>> START Extracted data

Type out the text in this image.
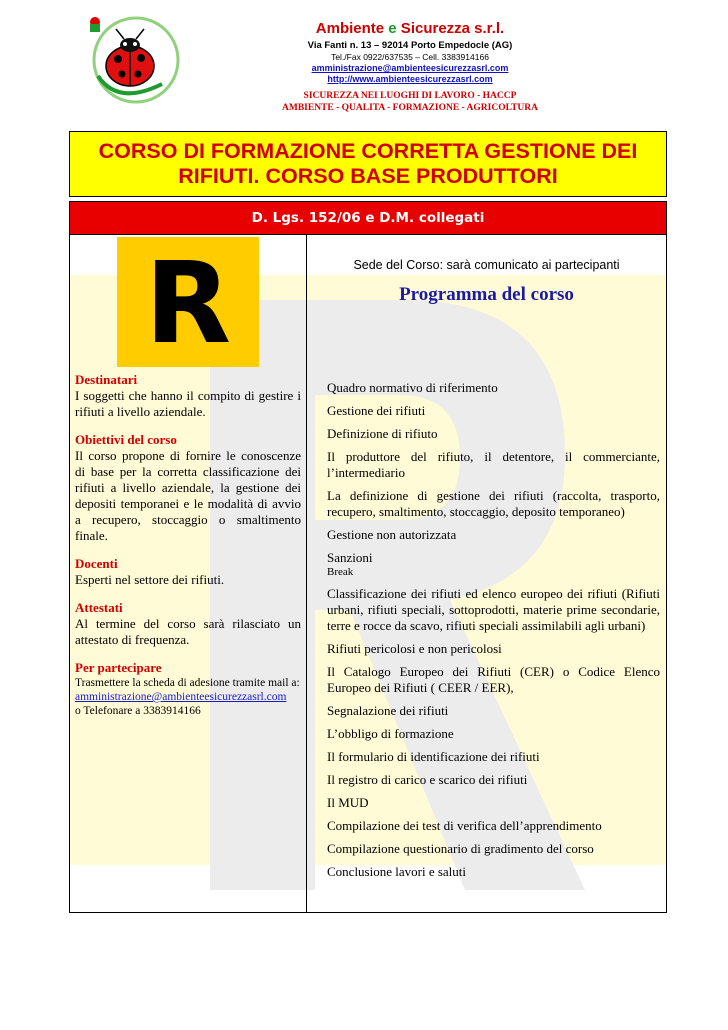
Ambiente e Sicurezza s.r.l.
Via Fanti n. 13 – 92014 Porto Empedocle (AG)
Tel./Fax 0922/637535 – Cell. 3383914166
amministrazione@ambienteesicurezzasrl.com
http://www.ambienteesicurezzasrl.com
SICUREZZA NEI LUOGHI DI LAVORO - HACCP
AMBIENTE - QUALITA - FORMAZIONE - AGRICOLTURA
CORSO DI FORMAZIONE CORRETTA GESTIONE DEI RIFIUTI. CORSO BASE PRODUTTORI
D. Lgs. 152/06 e D.M. collegati
R	Sede del Corso: sarà comunicato ai partecipanti
Programma del corso
Quadro normativo di riferimento
Gestione dei rifiuti
Definizione di rifiuto
Il produttore del rifiuto, il detentore, il commerciante, l’intermediario
La definizione di gestione dei rifiuti (raccolta, trasporto, recupero, smaltimento, stoccaggio, deposito temporaneo)
Gestione non autorizzata
Sanzioni
Break
Classificazione dei rifiuti ed elenco europeo dei rifiuti (Rifiuti urbani, rifiuti speciali, sottoprodotti, materie prime secondarie, terre e rocce da scavo, rifiuti speciali assimilabili agli urbani)
Rifiuti pericolosi e non pericolosi
Il Catalogo Europeo dei Rifiuti (CER) o Codice Elenco Europeo dei Rifiuti ( CEER / EER),
Segnalazione dei rifiuti
L’obbligo di formazione
Il formulario di identificazione dei rifiuti
Il registro di carico e scarico dei rifiuti
Il MUD
Compilazione dei test di verifica dell’apprendimento
Compilazione questionario di gradimento del corso
Conclusione lavori e saluti
Destinatari
I soggetti che hanno il compito di gestire i rifiuti a livello aziendale.
Obiettivi del corso
Il corso propone di fornire le conoscenze di base per la corretta classificazione dei rifiuti a livello aziendale, la gestione dei depositi temporanei e le modalità di avvio a recupero, stoccaggio o smaltimento finale.
Docenti
Esperti nel settore dei rifiuti.
Attestati
Al termine del corso sarà rilasciato un attestato di frequenza.
Per partecipare
Trasmettere la scheda di adesione tramite mail a:
amministrazione@ambienteesicurezzasrl.com
o Telefonare a 3383914166
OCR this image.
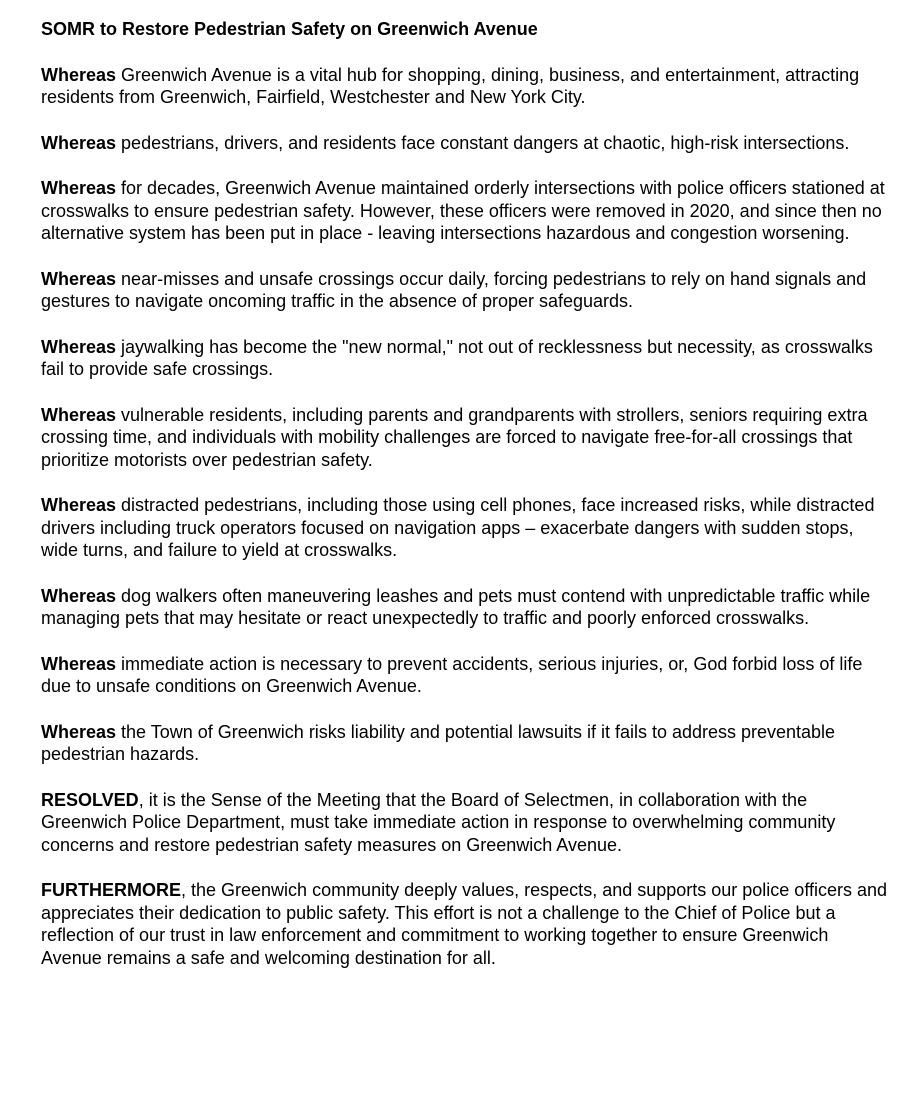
SOMR to Restore Pedestrian Safety on Greenwich Avenue

Whereas Greenwich Avenue is a vital hub for shopping, dining, business, and entertainment, attracting residents from Greenwich, Fairfield, Westchester and New York City.

Whereas pedestrians, drivers, and residents face constant dangers at chaotic, high-risk intersections.

Whereas for decades, Greenwich Avenue maintained orderly intersections with police officers stationed at crosswalks to ensure pedestrian safety. However, these officers were removed in 2020, and since then no alternative system has been put in place - leaving intersections hazardous and congestion worsening.

Whereas near-misses and unsafe crossings occur daily, forcing pedestrians to rely on hand signals and gestures to navigate oncoming traffic in the absence of proper safeguards.

Whereas jaywalking has become the "new normal," not out of recklessness but necessity, as crosswalks fail to provide safe crossings.

Whereas vulnerable residents, including parents and grandparents with strollers, seniors requiring extra crossing time, and individuals with mobility challenges are forced to navigate free-for-all crossings that prioritize motorists over pedestrian safety.

Whereas distracted pedestrians, including those using cell phones, face increased risks, while distracted drivers including truck operators focused on navigation apps – exacerbate dangers with sudden stops, wide turns, and failure to yield at crosswalks.

Whereas dog walkers often maneuvering leashes and pets must contend with unpredictable traffic while managing pets that may hesitate or react unexpectedly to traffic and poorly enforced crosswalks.

Whereas immediate action is necessary to prevent accidents, serious injuries, or, God forbid loss of life due to unsafe conditions on Greenwich Avenue.

Whereas the Town of Greenwich risks liability and potential lawsuits if it fails to address preventable pedestrian hazards.

RESOLVED, it is the Sense of the Meeting that the Board of Selectmen, in collaboration with the Greenwich Police Department, must take immediate action in response to overwhelming community concerns and restore pedestrian safety measures on Greenwich Avenue.

FURTHERMORE, the Greenwich community deeply values, respects, and supports our police officers and appreciates their dedication to public safety. This effort is not a challenge to the Chief of Police but a reflection of our trust in law enforcement and commitment to working together to ensure Greenwich Avenue remains a safe and welcoming destination for all.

>> END Extracted data

Prompt
Pull every line holding "image" out of the records.

The completed task
Type out the text in this image.
OCR this image.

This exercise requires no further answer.